--- DATASET EXCERPTS ---

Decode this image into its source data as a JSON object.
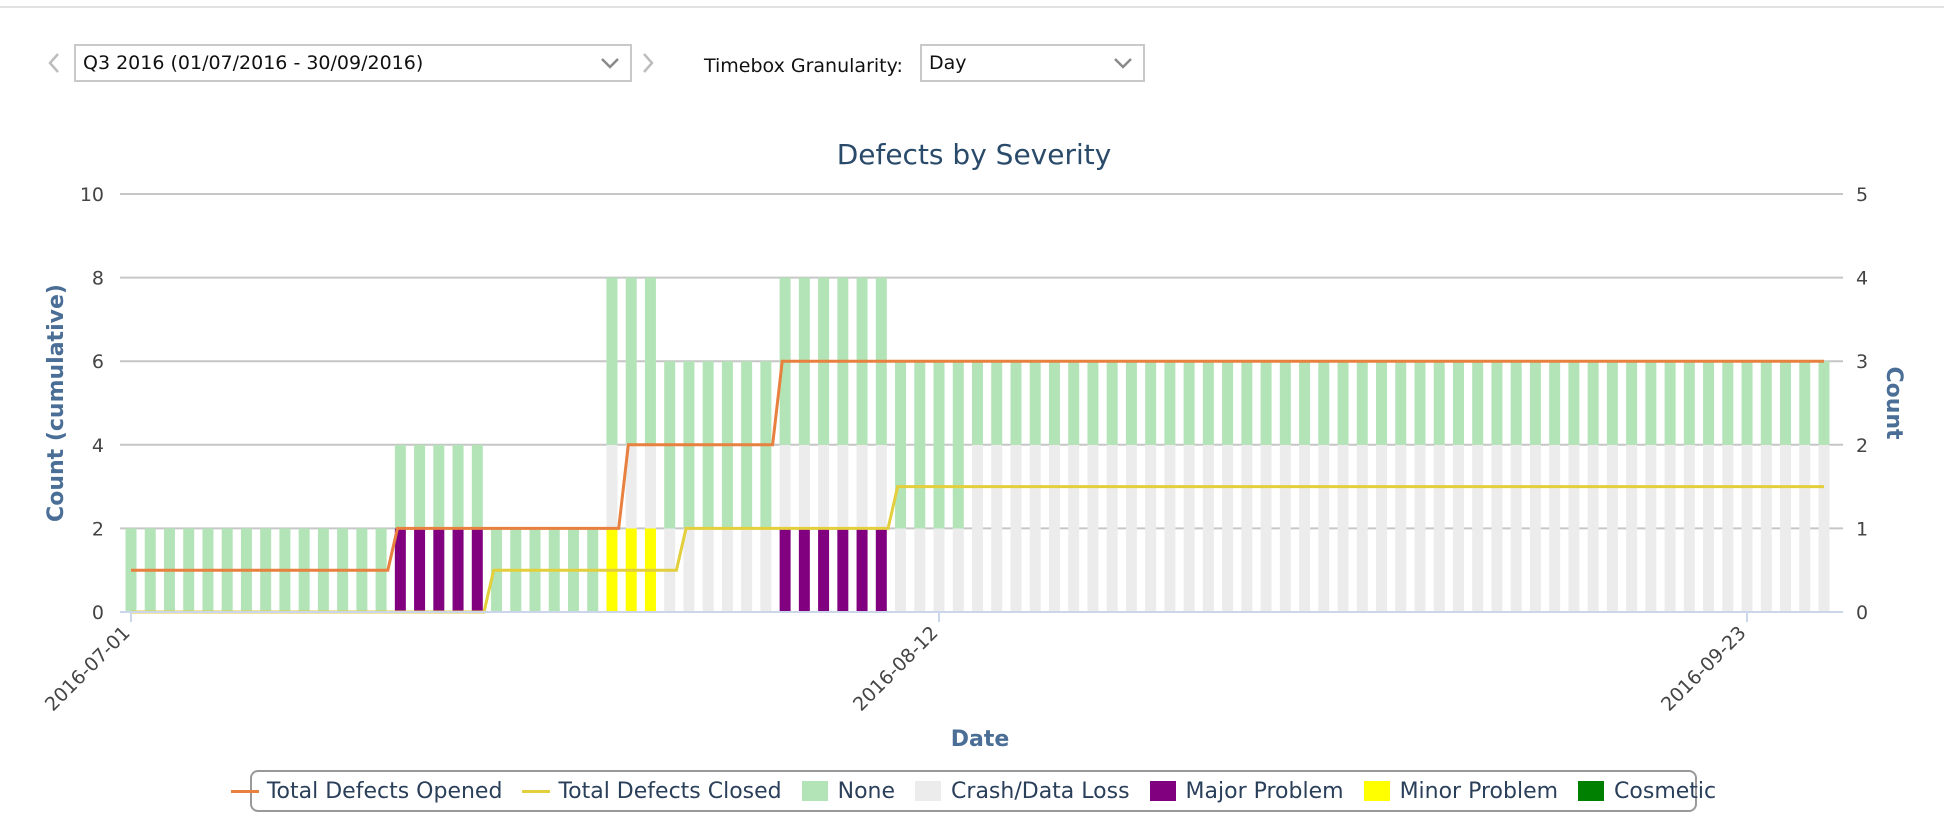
{
  "controls": {
    "quarter_value": "Q3 2016 (01/07/2016 - 30/09/2016)",
    "granularity_label": "Timebox Granularity:",
    "granularity_value": "Day"
  },
  "icons": {
    "prev": "chevron-left-icon",
    "next": "chevron-right-icon",
    "dropdown": "chevron-down-icon"
  },
  "colors": {
    "none": "#b3e4b7",
    "crash": "#ececec",
    "major": "#800080",
    "minor": "#ffff00",
    "cosmetic": "#008000",
    "opened": "#e8803f",
    "closed": "#e3ce3c"
  },
  "chart_data": {
    "type": "bar",
    "title": "Defects by Severity",
    "xlabel": "Date",
    "ylabel": "Count (cumulative)",
    "ylabel_right": "Count",
    "ylim": [
      0,
      10
    ],
    "ylim_right": [
      0,
      5
    ],
    "yticks": [
      "0",
      "2",
      "4",
      "6",
      "8",
      "10"
    ],
    "yticks_right": [
      "0",
      "1",
      "2",
      "3",
      "4",
      "5"
    ],
    "xtick_labels": [
      "2016-07-01",
      "2016-08-12",
      "2016-09-23"
    ],
    "stacked": true,
    "grid": true,
    "legend_position": "bottom",
    "series": [
      {
        "name": "Total Defects Opened",
        "kind": "line",
        "axis": "left",
        "values": [
          1,
          1,
          1,
          1,
          1,
          1,
          1,
          1,
          1,
          1,
          1,
          1,
          1,
          1,
          2,
          2,
          2,
          2,
          2,
          2,
          2,
          2,
          2,
          2,
          2,
          2,
          4,
          4,
          4,
          4,
          4,
          4,
          4,
          4,
          6,
          6,
          6,
          6,
          6,
          6,
          6,
          6,
          6,
          6,
          6,
          6,
          6,
          6,
          6,
          6,
          6,
          6,
          6,
          6,
          6,
          6,
          6,
          6,
          6,
          6,
          6,
          6,
          6,
          6,
          6,
          6,
          6,
          6,
          6,
          6,
          6,
          6,
          6,
          6,
          6,
          6,
          6,
          6,
          6,
          6,
          6,
          6,
          6,
          6,
          6,
          6,
          6,
          6,
          6
        ]
      },
      {
        "name": "Total Defects Closed",
        "kind": "line",
        "axis": "left",
        "values": [
          0,
          0,
          0,
          0,
          0,
          0,
          0,
          0,
          0,
          0,
          0,
          0,
          0,
          0,
          0,
          0,
          0,
          0,
          0,
          1,
          1,
          1,
          1,
          1,
          1,
          1,
          1,
          1,
          1,
          2,
          2,
          2,
          2,
          2,
          2,
          2,
          2,
          2,
          2,
          2,
          3,
          3,
          3,
          3,
          3,
          3,
          3,
          3,
          3,
          3,
          3,
          3,
          3,
          3,
          3,
          3,
          3,
          3,
          3,
          3,
          3,
          3,
          3,
          3,
          3,
          3,
          3,
          3,
          3,
          3,
          3,
          3,
          3,
          3,
          3,
          3,
          3,
          3,
          3,
          3,
          3,
          3,
          3,
          3,
          3,
          3,
          3,
          3,
          3
        ]
      },
      {
        "name": "None",
        "kind": "bar",
        "axis": "right",
        "values": [
          1,
          1,
          1,
          1,
          1,
          1,
          1,
          1,
          1,
          1,
          1,
          1,
          1,
          1,
          1,
          1,
          1,
          1,
          1,
          1,
          1,
          1,
          1,
          1,
          1,
          2,
          2,
          2,
          2,
          2,
          2,
          2,
          2,
          2,
          2,
          2,
          2,
          2,
          2,
          2,
          2,
          2,
          2,
          2,
          1,
          1,
          1,
          1,
          1,
          1,
          1,
          1,
          1,
          1,
          1,
          1,
          1,
          1,
          1,
          1,
          1,
          1,
          1,
          1,
          1,
          1,
          1,
          1,
          1,
          1,
          1,
          1,
          1,
          1,
          1,
          1,
          1,
          1,
          1,
          1,
          1,
          1,
          1,
          1,
          1,
          1,
          1,
          1,
          1
        ]
      },
      {
        "name": "Crash/Data Loss",
        "kind": "bar",
        "axis": "right",
        "values": [
          0,
          0,
          0,
          0,
          0,
          0,
          0,
          0,
          0,
          0,
          0,
          0,
          0,
          0,
          0,
          0,
          0,
          0,
          0,
          0,
          0,
          0,
          0,
          0,
          0,
          1,
          1,
          1,
          1,
          1,
          1,
          1,
          1,
          1,
          1,
          1,
          1,
          1,
          1,
          1,
          1,
          1,
          1,
          1,
          2,
          2,
          2,
          2,
          2,
          2,
          2,
          2,
          2,
          2,
          2,
          2,
          2,
          2,
          2,
          2,
          2,
          2,
          2,
          2,
          2,
          2,
          2,
          2,
          2,
          2,
          2,
          2,
          2,
          2,
          2,
          2,
          2,
          2,
          2,
          2,
          2,
          2,
          2,
          2,
          2,
          2,
          2,
          2,
          2
        ]
      },
      {
        "name": "Major Problem",
        "kind": "bar",
        "axis": "right",
        "values": [
          0,
          0,
          0,
          0,
          0,
          0,
          0,
          0,
          0,
          0,
          0,
          0,
          0,
          0,
          1,
          1,
          1,
          1,
          1,
          0,
          0,
          0,
          0,
          0,
          0,
          0,
          0,
          0,
          0,
          0,
          0,
          0,
          0,
          0,
          1,
          1,
          1,
          1,
          1,
          1,
          0,
          0,
          0,
          0,
          0,
          0,
          0,
          0,
          0,
          0,
          0,
          0,
          0,
          0,
          0,
          0,
          0,
          0,
          0,
          0,
          0,
          0,
          0,
          0,
          0,
          0,
          0,
          0,
          0,
          0,
          0,
          0,
          0,
          0,
          0,
          0,
          0,
          0,
          0,
          0,
          0,
          0,
          0,
          0,
          0,
          0,
          0,
          0,
          0
        ]
      },
      {
        "name": "Minor Problem",
        "kind": "bar",
        "axis": "right",
        "values": [
          0,
          0,
          0,
          0,
          0,
          0,
          0,
          0,
          0,
          0,
          0,
          0,
          0,
          0,
          0,
          0,
          0,
          0,
          0,
          0,
          0,
          0,
          0,
          0,
          0,
          1,
          1,
          1,
          0,
          0,
          0,
          0,
          0,
          0,
          0,
          0,
          0,
          0,
          0,
          0,
          0,
          0,
          0,
          0,
          0,
          0,
          0,
          0,
          0,
          0,
          0,
          0,
          0,
          0,
          0,
          0,
          0,
          0,
          0,
          0,
          0,
          0,
          0,
          0,
          0,
          0,
          0,
          0,
          0,
          0,
          0,
          0,
          0,
          0,
          0,
          0,
          0,
          0,
          0,
          0,
          0,
          0,
          0,
          0,
          0,
          0,
          0,
          0,
          0
        ]
      },
      {
        "name": "Cosmetic",
        "kind": "bar",
        "axis": "right",
        "values": [
          0,
          0,
          0,
          0,
          0,
          0,
          0,
          0,
          0,
          0,
          0,
          0,
          0,
          0,
          0,
          0,
          0,
          0,
          0,
          0,
          0,
          0,
          0,
          0,
          0,
          0,
          0,
          0,
          0,
          0,
          0,
          0,
          0,
          0,
          0,
          0,
          0,
          0,
          0,
          0,
          0,
          0,
          0,
          0,
          0,
          0,
          0,
          0,
          0,
          0,
          0,
          0,
          0,
          0,
          0,
          0,
          0,
          0,
          0,
          0,
          0,
          0,
          0,
          0,
          0,
          0,
          0,
          0,
          0,
          0,
          0,
          0,
          0,
          0,
          0,
          0,
          0,
          0,
          0,
          0,
          0,
          0,
          0,
          0,
          0,
          0,
          0,
          0,
          0
        ]
      }
    ]
  }
}
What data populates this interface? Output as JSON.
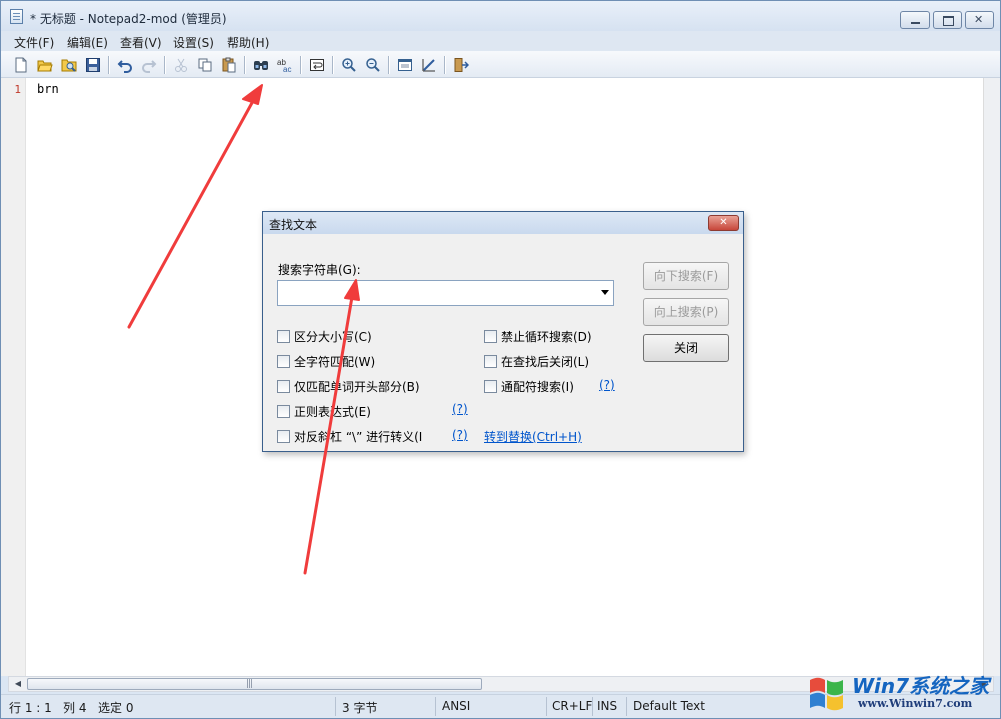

---

[WHAT YOU HAVE TO DO]:
Answer with one number: how many lines in the listing hold "Defects".

[SOLVED EXERCISE]:
3